• _AIM_:
Show all lines holding the string "JSON".

— BEGIN RAW DATA —

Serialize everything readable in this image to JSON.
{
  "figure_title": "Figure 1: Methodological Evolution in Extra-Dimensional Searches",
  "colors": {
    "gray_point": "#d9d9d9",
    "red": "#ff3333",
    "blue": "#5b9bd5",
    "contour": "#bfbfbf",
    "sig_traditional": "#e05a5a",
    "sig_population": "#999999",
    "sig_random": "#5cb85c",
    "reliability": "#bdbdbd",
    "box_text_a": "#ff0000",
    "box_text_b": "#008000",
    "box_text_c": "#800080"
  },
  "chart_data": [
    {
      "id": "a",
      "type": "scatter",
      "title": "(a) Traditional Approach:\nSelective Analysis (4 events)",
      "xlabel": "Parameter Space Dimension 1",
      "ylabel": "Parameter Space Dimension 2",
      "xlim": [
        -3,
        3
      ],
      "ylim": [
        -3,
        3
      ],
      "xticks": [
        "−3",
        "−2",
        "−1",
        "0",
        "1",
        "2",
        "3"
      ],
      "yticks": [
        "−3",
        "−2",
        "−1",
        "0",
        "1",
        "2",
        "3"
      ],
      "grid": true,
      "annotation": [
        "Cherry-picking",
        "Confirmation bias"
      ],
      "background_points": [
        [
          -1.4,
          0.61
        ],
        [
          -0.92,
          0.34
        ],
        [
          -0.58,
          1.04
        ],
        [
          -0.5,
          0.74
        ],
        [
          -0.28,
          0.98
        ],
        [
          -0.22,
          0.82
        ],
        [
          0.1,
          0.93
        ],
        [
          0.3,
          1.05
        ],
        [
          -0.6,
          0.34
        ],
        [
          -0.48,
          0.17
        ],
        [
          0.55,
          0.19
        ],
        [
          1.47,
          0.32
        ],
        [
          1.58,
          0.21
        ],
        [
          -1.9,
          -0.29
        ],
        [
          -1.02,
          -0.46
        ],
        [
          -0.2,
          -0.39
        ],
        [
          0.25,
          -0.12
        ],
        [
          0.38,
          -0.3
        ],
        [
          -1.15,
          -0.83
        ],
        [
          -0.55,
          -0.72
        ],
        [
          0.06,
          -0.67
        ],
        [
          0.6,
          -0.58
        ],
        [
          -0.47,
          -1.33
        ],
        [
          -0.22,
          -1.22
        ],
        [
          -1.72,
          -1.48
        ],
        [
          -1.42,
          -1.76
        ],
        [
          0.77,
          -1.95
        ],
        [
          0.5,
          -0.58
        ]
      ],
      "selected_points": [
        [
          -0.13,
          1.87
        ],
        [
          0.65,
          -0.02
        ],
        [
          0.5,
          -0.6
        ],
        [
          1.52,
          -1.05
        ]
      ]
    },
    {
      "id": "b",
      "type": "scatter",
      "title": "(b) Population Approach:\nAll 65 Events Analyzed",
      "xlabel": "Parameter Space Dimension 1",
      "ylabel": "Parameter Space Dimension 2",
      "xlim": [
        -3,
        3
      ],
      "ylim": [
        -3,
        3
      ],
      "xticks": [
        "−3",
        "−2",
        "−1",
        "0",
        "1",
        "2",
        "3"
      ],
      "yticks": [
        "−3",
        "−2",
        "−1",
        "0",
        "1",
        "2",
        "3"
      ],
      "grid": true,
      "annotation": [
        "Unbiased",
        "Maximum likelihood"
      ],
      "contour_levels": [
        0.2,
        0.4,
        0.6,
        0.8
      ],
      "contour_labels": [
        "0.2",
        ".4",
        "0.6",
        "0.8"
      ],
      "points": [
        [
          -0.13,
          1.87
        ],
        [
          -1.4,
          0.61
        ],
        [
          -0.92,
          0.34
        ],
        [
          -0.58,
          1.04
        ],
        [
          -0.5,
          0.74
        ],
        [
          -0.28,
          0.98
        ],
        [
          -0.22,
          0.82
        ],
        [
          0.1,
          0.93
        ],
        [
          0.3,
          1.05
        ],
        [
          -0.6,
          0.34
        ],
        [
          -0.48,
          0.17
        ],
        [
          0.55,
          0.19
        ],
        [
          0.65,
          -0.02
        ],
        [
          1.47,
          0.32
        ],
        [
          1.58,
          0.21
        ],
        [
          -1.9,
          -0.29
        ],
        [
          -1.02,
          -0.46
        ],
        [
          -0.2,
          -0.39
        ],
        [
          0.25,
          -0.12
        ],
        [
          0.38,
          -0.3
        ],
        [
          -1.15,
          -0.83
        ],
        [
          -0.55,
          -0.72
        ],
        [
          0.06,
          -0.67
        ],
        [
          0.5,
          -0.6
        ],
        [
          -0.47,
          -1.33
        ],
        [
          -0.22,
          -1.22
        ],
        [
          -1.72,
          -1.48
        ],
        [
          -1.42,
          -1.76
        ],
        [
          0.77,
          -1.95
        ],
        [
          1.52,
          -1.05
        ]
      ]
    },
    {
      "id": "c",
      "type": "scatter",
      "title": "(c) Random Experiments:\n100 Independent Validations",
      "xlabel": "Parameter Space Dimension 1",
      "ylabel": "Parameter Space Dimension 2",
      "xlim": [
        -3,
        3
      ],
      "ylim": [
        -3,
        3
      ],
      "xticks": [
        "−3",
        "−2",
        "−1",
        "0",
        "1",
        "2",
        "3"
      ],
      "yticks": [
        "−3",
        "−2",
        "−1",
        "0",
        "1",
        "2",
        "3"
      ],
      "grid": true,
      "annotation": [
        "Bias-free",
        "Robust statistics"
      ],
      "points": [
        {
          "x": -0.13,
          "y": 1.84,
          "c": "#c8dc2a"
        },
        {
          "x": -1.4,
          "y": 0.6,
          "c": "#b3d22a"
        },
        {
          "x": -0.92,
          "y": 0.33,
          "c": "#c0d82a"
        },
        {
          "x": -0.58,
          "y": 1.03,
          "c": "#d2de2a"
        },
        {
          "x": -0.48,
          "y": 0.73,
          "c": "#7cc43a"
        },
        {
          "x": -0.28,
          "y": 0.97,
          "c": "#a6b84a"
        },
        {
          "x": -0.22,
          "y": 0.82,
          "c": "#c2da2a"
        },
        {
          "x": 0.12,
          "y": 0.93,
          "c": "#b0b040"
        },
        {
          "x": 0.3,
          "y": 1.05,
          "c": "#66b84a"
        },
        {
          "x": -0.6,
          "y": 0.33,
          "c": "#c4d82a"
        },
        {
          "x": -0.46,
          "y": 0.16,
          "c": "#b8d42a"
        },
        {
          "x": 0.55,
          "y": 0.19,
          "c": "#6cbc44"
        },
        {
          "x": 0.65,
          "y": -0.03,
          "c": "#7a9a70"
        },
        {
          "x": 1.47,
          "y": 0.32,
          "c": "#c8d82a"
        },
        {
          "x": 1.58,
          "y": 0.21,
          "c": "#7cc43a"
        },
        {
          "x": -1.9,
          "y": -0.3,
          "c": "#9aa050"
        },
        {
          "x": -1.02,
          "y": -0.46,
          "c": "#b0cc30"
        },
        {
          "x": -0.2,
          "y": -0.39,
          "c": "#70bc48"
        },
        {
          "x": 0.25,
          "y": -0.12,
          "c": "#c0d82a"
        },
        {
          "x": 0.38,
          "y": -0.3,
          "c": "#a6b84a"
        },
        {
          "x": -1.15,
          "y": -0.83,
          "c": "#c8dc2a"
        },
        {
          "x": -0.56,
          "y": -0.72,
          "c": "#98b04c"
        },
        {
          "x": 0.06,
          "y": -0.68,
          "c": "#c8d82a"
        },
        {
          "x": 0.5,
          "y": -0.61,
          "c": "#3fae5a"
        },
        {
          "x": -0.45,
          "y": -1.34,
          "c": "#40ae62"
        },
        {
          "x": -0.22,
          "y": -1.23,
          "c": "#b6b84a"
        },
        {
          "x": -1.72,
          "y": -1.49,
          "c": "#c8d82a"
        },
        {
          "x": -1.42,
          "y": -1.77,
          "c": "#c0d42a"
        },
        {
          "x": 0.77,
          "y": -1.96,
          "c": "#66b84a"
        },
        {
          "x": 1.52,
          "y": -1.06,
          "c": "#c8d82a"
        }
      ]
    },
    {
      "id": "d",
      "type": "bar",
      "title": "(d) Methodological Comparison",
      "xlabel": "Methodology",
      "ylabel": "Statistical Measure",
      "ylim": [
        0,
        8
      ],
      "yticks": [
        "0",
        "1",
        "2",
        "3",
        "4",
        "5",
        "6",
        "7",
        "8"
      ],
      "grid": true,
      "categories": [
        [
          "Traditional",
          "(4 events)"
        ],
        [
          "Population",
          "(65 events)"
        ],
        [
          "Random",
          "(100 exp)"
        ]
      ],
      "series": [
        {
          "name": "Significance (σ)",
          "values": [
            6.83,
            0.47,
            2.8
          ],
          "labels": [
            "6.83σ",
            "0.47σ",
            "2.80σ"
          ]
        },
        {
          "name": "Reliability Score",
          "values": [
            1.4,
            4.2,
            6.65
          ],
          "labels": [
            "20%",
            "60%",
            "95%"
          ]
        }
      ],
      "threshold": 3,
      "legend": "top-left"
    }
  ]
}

— END RAW DATA —
— BEGIN RAW DATA —

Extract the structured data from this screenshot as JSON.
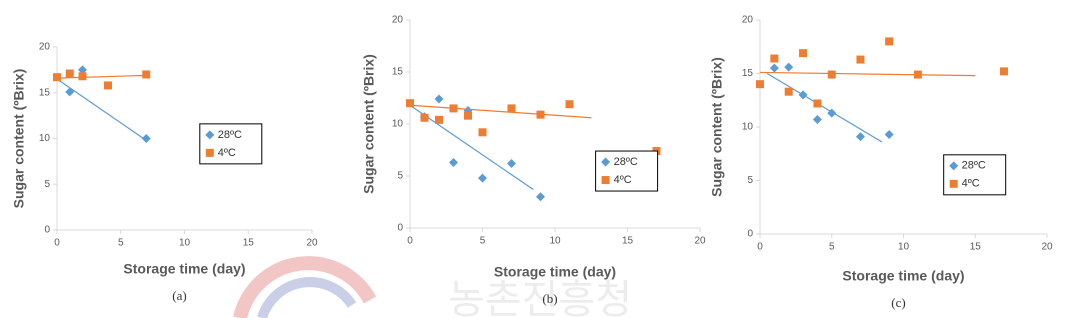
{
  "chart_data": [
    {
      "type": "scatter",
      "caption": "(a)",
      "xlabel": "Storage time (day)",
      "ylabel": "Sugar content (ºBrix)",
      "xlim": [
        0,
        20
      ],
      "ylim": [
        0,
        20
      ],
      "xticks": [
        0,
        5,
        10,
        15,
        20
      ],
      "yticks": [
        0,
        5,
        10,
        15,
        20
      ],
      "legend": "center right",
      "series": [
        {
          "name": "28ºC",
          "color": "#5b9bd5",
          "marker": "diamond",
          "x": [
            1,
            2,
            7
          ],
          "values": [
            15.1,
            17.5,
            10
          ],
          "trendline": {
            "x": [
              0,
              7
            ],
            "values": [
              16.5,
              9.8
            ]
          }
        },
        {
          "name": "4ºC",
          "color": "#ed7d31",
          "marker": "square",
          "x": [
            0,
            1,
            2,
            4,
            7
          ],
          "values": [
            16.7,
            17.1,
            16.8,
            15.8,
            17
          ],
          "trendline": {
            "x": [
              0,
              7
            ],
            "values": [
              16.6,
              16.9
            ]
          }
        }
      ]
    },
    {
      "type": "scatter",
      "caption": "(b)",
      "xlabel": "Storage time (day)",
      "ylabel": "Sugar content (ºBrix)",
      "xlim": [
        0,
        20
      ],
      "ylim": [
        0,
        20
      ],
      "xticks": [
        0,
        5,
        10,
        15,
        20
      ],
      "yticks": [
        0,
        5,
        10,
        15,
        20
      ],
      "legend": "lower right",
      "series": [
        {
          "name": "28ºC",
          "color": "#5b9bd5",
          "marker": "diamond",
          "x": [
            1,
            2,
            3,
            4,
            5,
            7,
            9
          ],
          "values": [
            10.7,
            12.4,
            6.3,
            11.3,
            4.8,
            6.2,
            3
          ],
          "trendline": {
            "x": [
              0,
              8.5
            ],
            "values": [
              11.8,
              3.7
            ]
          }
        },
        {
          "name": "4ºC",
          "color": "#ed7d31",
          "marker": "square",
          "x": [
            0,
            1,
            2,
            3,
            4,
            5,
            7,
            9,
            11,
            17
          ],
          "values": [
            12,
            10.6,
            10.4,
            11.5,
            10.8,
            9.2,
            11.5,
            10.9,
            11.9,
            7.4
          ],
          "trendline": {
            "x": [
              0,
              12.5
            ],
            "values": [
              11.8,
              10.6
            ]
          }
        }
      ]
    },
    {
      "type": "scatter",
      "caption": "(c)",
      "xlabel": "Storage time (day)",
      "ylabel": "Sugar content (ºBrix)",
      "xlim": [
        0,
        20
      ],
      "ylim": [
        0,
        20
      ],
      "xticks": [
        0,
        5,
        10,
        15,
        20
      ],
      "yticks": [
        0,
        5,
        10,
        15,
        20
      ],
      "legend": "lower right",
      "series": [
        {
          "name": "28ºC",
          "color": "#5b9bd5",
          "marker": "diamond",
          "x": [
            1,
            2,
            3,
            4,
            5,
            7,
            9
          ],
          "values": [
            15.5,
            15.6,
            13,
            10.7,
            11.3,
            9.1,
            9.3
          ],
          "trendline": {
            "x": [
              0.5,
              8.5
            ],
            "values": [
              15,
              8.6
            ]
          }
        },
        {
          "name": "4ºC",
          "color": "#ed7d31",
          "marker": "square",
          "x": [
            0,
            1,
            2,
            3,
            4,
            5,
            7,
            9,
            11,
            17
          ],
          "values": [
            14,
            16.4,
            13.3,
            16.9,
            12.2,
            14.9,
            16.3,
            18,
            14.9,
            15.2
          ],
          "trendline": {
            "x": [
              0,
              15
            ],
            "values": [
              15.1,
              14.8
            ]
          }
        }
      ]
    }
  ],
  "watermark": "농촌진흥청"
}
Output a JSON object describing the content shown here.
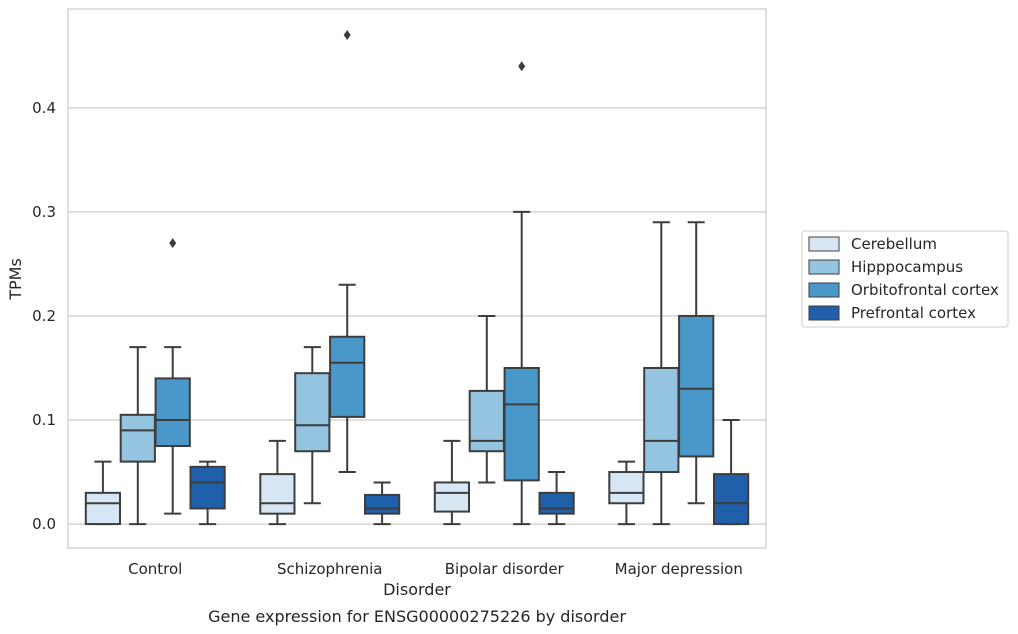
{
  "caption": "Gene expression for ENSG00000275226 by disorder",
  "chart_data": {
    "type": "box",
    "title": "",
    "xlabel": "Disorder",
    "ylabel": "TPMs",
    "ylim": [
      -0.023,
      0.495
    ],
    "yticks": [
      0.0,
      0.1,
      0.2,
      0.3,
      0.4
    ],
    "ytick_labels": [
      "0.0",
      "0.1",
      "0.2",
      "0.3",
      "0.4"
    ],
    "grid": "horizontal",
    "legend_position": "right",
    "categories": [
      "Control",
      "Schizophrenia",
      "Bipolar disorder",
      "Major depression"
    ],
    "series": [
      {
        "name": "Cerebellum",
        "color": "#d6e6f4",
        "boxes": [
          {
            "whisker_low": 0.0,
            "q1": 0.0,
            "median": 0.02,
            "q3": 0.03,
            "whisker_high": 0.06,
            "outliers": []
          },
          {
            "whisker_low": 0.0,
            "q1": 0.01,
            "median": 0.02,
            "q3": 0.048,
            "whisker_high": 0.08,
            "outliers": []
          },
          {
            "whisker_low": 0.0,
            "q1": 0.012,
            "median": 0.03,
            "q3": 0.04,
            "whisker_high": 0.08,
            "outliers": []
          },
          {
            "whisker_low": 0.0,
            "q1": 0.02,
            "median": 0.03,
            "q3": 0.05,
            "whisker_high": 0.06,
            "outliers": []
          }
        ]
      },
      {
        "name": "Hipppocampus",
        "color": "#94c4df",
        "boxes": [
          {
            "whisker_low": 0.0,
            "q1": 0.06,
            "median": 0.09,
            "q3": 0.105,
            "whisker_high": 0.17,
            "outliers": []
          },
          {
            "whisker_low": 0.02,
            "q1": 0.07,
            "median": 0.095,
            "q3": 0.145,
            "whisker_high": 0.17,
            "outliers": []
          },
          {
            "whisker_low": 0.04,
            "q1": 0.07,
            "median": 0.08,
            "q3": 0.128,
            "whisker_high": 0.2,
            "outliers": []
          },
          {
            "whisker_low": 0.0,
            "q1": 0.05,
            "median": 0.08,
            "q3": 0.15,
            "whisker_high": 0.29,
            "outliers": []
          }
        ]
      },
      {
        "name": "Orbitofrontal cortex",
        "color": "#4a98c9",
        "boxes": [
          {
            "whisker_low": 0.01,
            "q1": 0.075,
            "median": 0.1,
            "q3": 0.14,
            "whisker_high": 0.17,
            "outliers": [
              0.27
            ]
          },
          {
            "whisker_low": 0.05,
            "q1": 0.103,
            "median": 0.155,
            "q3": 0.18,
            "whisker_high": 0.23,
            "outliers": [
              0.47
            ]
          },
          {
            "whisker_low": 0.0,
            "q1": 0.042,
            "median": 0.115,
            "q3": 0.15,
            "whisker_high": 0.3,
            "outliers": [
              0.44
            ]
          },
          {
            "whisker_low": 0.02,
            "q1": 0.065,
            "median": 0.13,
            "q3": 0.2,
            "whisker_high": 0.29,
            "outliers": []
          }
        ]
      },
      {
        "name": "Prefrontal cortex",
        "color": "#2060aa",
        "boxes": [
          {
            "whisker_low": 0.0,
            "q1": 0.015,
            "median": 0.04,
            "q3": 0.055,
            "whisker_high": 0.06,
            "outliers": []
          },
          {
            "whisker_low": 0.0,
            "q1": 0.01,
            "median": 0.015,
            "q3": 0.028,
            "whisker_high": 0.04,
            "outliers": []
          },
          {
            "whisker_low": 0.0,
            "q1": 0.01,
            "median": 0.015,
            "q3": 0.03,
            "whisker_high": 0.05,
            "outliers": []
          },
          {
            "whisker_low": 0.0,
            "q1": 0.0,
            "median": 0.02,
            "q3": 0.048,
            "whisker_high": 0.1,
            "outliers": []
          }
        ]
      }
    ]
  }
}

— END RAW DATA —

• _WORKED ANSWER_:
Serialize everything readable in this image to JSON.
Extract the structured data from this screenshot as JSON.
Output a JSON object describing the content shown here.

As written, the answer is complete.